◆ Instructions for the task ◆
Within the records below, find each line that holds the string "национальной", then copy it.

Dataset items:
· · · · · · ·
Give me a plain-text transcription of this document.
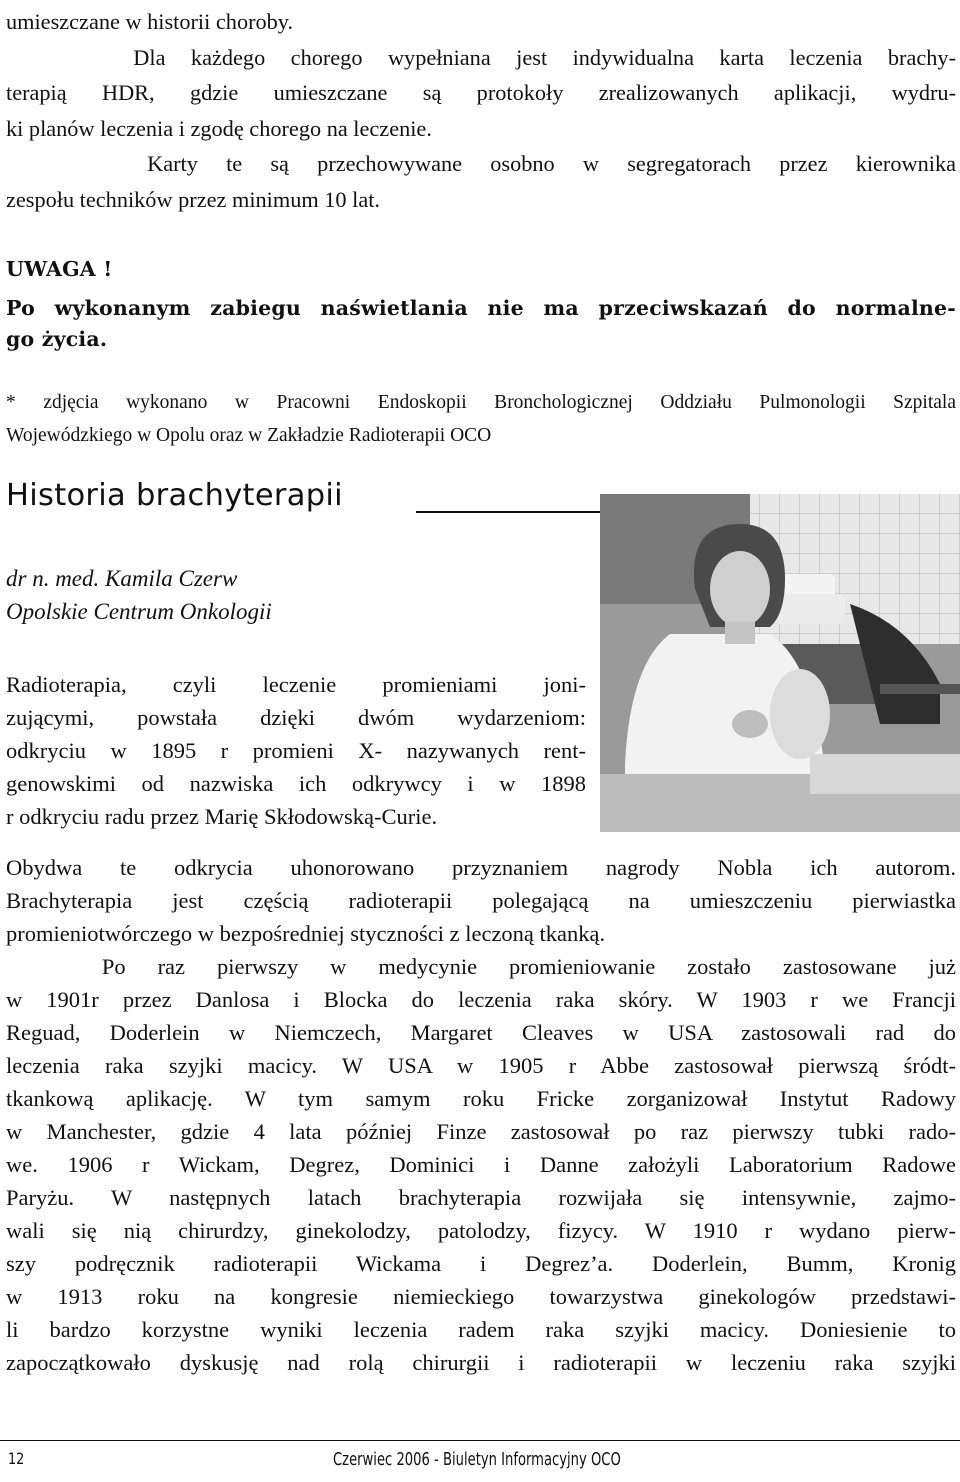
umieszczane w historii choroby.
Dla każdego chorego wypełniana jest indywidualna karta leczenia brachy-
terapią HDR, gdzie umieszczane są protokoły zrealizowanych aplikacji, wydru-
ki planów leczenia i zgodę chorego na leczenie.
Karty te są przechowywane osobno w segregatorach przez kierownika
zespołu techników przez minimum 10 lat.
UWAGA !
Po wykonanym zabiegu naświetlania nie ma przeciwskazań do normalne-
go życia.
* zdjęcia wykonano w Pracowni Endoskopii Bronchologicznej Oddziału Pulmonologii Szpitala
Wojewódzkiego w Opolu oraz w Zakładzie Radioterapii OCO
Historia brachyterapii
dr n. med. Kamila Czerw
Opolskie Centrum Onkologii
Radioterapia, czyli leczenie promieniami joni-
zującymi, powstała dzięki dwóm wydarzeniom:
odkryciu w 1895 r promieni X- nazywanych rent-
genowskimi od nazwiska ich odkrywcy i w 1898
r odkryciu radu przez Marię Skłodowską-Curie.
Obydwa te odkrycia uhonorowano przyznaniem nagrody Nobla ich autorom.
Brachyterapia jest częścią radioterapii polegającą na umieszczeniu pierwiastka
promieniotwórczego w bezpośredniej styczności z leczoną tkanką.
Po raz pierwszy w medycynie promieniowanie zostało zastosowane już
w 1901r przez Danlosa i Blocka do leczenia raka skóry. W 1903 r we Francji
Reguad, Doderlein w Niemczech, Margaret Cleaves w USA zastosowali rad do
leczenia raka szyjki macicy. W USA w 1905 r Abbe zastosował pierwszą śródt-
tkankową aplikację. W tym samym roku Fricke zorganizował Instytut Radowy
w Manchester, gdzie 4 lata później Finze zastosował po raz pierwszy tubki rado-
we. 1906 r Wickam, Degrez, Dominici i Danne założyli Laboratorium Radowe
Paryżu. W następnych latach brachyterapia rozwijała się intensywnie, zajmo-
wali się nią chirurdzy, ginekolodzy, patolodzy, fizycy. W 1910 r wydano pierw-
szy podręcznik radioterapii Wickama i Degrez’a. Doderlein, Bumm, Kronig
w 1913 roku na kongresie niemieckiego towarzystwa ginekologów przedstawi-
li bardzo korzystne wyniki leczenia radem raka szyjki macicy. Doniesienie to
zapoczątkowało dyskusję nad rolą chirurgii i radioterapii w leczeniu raka szyjki
12	Czerwiec 2006 - Biuletyn Informacyjny OCO
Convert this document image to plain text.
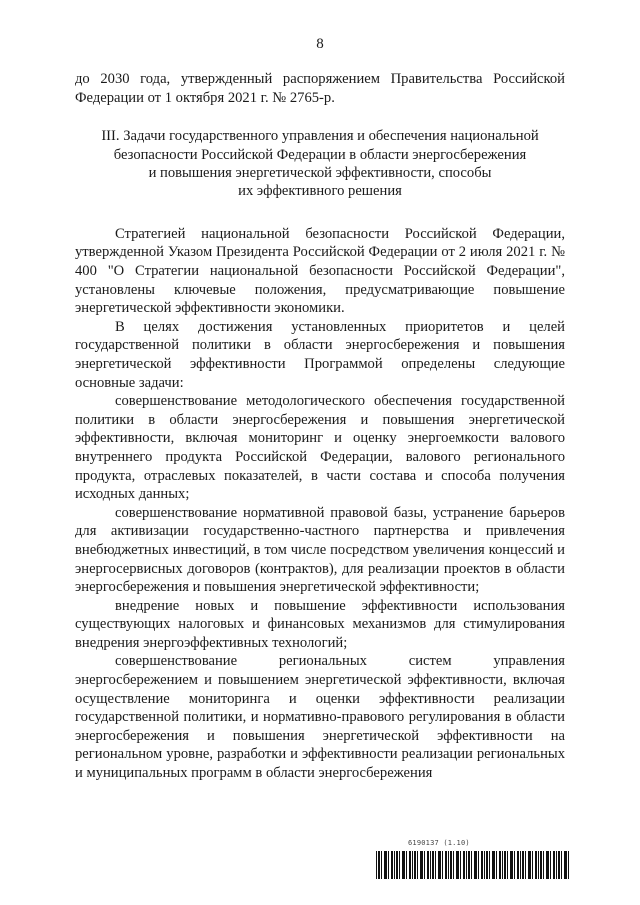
8

до 2030 года, утвержденный распоряжением Правительства Российской Федерации от 1 октября 2021 г. № 2765-р.

III. Задачи государственного управления и обеспечения национальной
безопасности Российской Федерации в области энергосбережения
и повышения энергетической эффективности, способы
их эффективного решения

Стратегией национальной безопасности Российской Федерации, утвержденной Указом Президента Российской Федерации от 2 июля 2021 г. № 400 "О Стратегии национальной безопасности Российской Федерации", установлены ключевые положения, предусматривающие повышение энергетической эффективности экономики.

В целях достижения установленных приоритетов и целей государственной политики в области энергосбережения и повышения энергетической эффективности Программой определены следующие основные задачи:

совершенствование методологического обеспечения государственной политики в области энергосбережения и повышения энергетической эффективности, включая мониторинг и оценку энергоемкости валового внутреннего продукта Российской Федерации, валового регионального продукта, отраслевых показателей, в части состава и способа получения исходных данных;

совершенствование нормативной правовой базы, устранение барьеров для активизации государственно-частного партнерства и привлечения внебюджетных инвестиций, в том числе посредством увеличения концессий и энергосервисных договоров (контрактов), для реализации проектов в области энергосбережения и повышения энергетической эффективности;

внедрение новых и повышение эффективности использования существующих налоговых и финансовых механизмов для стимулирования внедрения энергоэффективных технологий;

совершенствование региональных систем управления энергосбережением и повышением энергетической эффективности, включая осуществление мониторинга и оценки эффективности реализации государственной политики, и нормативно-правового регулирования в области энергосбережения и повышения энергетической эффективности на региональном уровне, разработки и эффективности реализации региональных и муниципальных программ в области энергосбережения

6190137 (1.10)
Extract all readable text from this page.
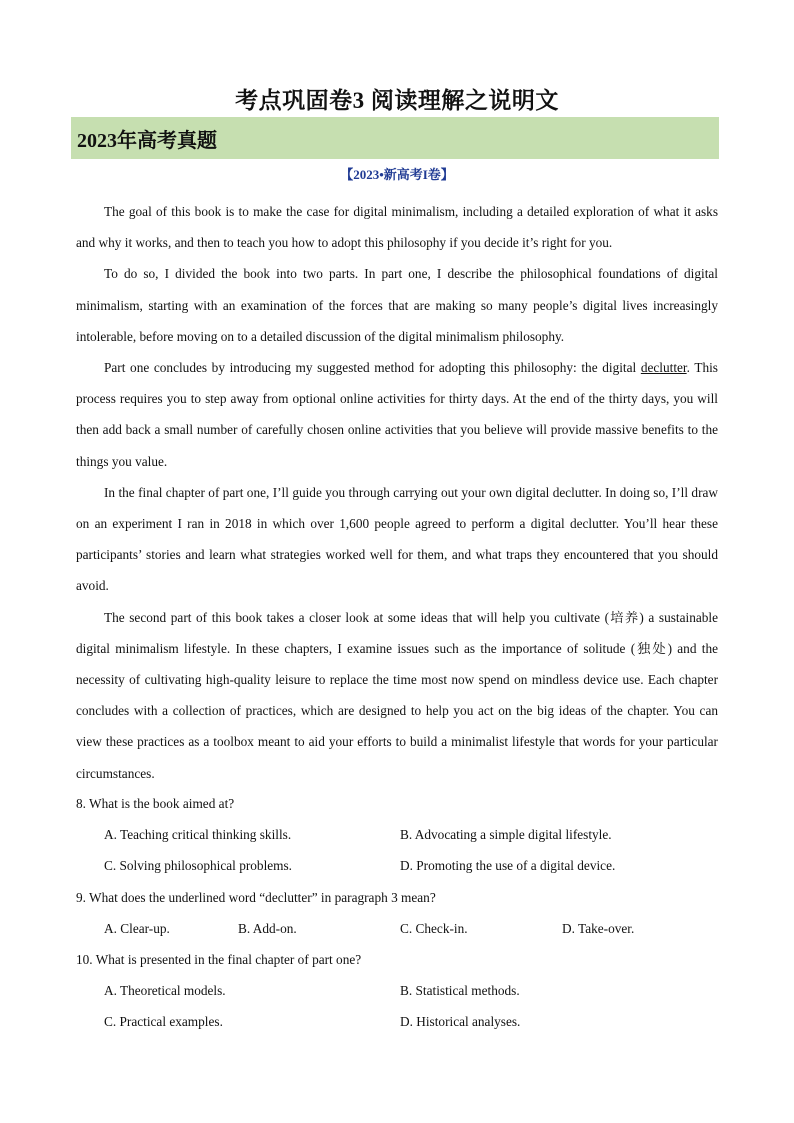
考点巩固卷3 阅读理解之说明文
2023年高考真题
【2023•新高考I卷】

The goal of this book is to make the case for digital minimalism, including a detailed exploration of what it asks and why it works, and then to teach you how to adopt this philosophy if you decide it’s right for you.

To do so, I divided the book into two parts. In part one, I describe the philosophical foundations of digital minimalism, starting with an examination of the forces that are making so many people’s digital lives increasingly intolerable, before moving on to a detailed discussion of the digital minimalism philosophy.

Part one concludes by introducing my suggested method for adopting this philosophy: the digital declutter. This process requires you to step away from optional online activities for thirty days. At the end of the thirty days, you will then add back a small number of carefully chosen online activities that you believe will provide massive benefits to the things you value.

In the final chapter of part one, I’ll guide you through carrying out your own digital declutter. In doing so, I’ll draw on an experiment I ran in 2018 in which over 1,600 people agreed to perform a digital declutter. You’ll hear these participants’ stories and learn what strategies worked well for them, and what traps they encountered that you should avoid.

The second part of this book takes a closer look at some ideas that will help you cultivate (培养) a sustainable digital minimalism lifestyle. In these chapters, I examine issues such as the importance of solitude (独处) and the necessity of cultivating high-quality leisure to replace the time most now spend on mindless device use. Each chapter concludes with a collection of practices, which are designed to help you act on the big ideas of the chapter. You can view these practices as a toolbox meant to aid your efforts to build a minimalist lifestyle that words for your particular circumstances.

8. What is the book aimed at?
A. Teaching critical thinking skills.	B. Advocating a simple digital lifestyle.
C. Solving philosophical problems.	D. Promoting the use of a digital device.
9. What does the underlined word “declutter” in paragraph 3 mean?
A. Clear-up.	B. Add-on.	C. Check-in.	D. Take-over.
10. What is presented in the final chapter of part one?
A. Theoretical models.	B. Statistical methods.
C. Practical examples.	D. Historical analyses.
· · · · · · ·
◆ Written answer ◆
III. Задачи государственного управления и обеспечения национальной
Стратегией национальной безопасности Российской Федерации, утвержденной Указом Президента Российской Федерации от 2 июля 2021 г. № 400 "О Стратегии национальной безопасности Российской Федерации", установлены ключевые положения, предусматривающие повышение энергетической эффективности экономики.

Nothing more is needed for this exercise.